++++ Data to process
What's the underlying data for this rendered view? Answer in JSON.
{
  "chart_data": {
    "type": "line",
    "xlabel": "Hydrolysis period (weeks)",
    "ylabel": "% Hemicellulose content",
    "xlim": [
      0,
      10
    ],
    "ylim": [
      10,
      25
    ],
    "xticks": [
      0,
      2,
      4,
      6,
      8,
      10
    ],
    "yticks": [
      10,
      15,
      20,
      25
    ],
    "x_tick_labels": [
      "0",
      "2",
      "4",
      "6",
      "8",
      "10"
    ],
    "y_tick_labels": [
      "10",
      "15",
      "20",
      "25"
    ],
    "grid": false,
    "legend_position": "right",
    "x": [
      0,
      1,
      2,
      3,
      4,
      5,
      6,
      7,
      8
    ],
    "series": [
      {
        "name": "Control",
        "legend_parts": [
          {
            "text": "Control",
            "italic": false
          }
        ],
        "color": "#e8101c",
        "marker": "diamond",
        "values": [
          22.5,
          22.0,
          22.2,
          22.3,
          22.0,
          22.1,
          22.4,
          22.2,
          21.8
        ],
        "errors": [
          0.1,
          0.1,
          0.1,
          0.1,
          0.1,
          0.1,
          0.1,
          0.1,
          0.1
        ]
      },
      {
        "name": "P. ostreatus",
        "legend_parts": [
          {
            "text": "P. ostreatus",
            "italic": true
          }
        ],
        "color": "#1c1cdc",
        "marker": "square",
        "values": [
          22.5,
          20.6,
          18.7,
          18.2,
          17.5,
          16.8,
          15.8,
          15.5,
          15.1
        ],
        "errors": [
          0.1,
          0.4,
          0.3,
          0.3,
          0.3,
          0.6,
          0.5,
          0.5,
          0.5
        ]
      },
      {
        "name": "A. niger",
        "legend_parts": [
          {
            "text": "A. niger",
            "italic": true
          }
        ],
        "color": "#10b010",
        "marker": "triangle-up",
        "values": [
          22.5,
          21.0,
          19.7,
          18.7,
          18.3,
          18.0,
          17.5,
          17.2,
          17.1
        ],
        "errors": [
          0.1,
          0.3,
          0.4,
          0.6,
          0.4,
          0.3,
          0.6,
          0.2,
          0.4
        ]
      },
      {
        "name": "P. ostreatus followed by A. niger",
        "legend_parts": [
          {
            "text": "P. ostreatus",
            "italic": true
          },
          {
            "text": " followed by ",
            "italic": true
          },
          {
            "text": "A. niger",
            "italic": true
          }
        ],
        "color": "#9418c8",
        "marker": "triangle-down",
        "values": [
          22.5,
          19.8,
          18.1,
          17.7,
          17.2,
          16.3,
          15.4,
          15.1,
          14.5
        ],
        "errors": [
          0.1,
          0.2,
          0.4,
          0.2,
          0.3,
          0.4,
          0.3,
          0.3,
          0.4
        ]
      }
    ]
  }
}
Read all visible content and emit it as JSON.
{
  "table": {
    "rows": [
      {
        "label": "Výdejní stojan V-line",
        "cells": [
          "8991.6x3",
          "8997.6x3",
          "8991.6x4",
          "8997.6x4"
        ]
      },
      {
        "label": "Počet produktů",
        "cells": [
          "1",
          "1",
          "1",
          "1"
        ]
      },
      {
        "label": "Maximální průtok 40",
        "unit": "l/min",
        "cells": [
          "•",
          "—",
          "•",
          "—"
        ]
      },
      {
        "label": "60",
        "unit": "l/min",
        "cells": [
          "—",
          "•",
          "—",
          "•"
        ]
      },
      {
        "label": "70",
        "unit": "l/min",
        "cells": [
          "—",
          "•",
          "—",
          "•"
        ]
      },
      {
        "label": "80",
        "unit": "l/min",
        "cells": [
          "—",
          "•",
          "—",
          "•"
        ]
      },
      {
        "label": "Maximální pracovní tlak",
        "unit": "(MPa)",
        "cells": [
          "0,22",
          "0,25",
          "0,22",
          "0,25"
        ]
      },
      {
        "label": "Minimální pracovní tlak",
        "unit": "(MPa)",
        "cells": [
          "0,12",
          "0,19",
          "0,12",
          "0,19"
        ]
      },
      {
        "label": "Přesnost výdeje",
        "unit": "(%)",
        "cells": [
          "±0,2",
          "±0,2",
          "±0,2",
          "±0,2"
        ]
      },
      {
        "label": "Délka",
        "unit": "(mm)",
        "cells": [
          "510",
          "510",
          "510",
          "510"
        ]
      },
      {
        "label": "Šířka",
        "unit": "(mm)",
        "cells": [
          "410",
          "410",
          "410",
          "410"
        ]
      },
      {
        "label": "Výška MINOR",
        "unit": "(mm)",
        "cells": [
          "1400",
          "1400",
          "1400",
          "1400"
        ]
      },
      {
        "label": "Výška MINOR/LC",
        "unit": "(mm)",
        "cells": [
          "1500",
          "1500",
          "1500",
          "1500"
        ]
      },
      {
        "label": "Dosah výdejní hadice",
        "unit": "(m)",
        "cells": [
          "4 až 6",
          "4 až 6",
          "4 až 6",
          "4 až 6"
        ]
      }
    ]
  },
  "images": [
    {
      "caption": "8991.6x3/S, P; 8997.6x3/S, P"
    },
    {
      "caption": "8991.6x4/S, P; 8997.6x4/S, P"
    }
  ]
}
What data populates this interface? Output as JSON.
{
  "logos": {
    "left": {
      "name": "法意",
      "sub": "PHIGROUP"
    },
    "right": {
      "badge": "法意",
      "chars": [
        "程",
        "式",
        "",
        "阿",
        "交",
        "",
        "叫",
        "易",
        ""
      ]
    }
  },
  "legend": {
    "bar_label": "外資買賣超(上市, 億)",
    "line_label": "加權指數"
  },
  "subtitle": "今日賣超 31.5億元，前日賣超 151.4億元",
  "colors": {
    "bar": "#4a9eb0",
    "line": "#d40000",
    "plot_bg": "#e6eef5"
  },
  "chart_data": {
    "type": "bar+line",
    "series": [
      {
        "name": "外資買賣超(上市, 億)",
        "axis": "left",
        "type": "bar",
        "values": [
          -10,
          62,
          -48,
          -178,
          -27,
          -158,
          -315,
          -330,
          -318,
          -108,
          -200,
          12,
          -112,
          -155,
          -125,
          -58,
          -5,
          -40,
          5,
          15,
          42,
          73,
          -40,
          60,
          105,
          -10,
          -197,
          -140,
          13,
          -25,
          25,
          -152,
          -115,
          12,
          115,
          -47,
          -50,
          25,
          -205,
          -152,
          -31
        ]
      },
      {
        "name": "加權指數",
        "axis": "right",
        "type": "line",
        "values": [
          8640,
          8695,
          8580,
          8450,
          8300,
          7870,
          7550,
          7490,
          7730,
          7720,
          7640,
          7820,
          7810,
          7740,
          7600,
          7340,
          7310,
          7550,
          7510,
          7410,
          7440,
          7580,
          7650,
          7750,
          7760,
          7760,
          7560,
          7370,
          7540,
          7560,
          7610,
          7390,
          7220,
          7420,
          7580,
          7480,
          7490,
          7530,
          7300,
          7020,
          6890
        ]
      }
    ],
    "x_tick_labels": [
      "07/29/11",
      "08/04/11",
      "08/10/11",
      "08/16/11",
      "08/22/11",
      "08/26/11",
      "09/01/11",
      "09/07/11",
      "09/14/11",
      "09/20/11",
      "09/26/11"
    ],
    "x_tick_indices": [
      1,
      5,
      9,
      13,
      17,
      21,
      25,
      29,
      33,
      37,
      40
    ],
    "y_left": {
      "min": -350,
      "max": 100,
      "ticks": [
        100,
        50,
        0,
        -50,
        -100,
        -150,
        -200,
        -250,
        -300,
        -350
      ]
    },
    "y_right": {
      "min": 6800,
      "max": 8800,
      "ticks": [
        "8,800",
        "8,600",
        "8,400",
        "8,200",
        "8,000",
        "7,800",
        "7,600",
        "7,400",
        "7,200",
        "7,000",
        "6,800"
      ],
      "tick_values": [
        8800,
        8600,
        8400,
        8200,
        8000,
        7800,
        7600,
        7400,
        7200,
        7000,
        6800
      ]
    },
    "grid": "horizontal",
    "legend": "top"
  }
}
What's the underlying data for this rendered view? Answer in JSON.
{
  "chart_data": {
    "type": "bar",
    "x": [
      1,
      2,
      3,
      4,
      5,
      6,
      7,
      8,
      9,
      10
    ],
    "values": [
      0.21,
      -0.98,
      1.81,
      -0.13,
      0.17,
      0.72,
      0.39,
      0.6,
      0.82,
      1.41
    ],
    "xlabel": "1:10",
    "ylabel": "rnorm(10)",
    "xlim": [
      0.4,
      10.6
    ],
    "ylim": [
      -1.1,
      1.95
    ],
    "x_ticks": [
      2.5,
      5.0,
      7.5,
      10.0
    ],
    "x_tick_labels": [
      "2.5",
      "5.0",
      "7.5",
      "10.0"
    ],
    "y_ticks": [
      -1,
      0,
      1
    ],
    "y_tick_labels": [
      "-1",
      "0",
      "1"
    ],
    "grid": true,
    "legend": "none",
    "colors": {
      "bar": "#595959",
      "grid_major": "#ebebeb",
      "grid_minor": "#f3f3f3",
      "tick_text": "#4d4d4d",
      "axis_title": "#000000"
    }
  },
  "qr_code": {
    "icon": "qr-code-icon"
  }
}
++++++++
Copy every line above in which the string "followed" shows up.

Written response
        "name": "P. ostreatus followed by A. niger",
            "text": " followed by ",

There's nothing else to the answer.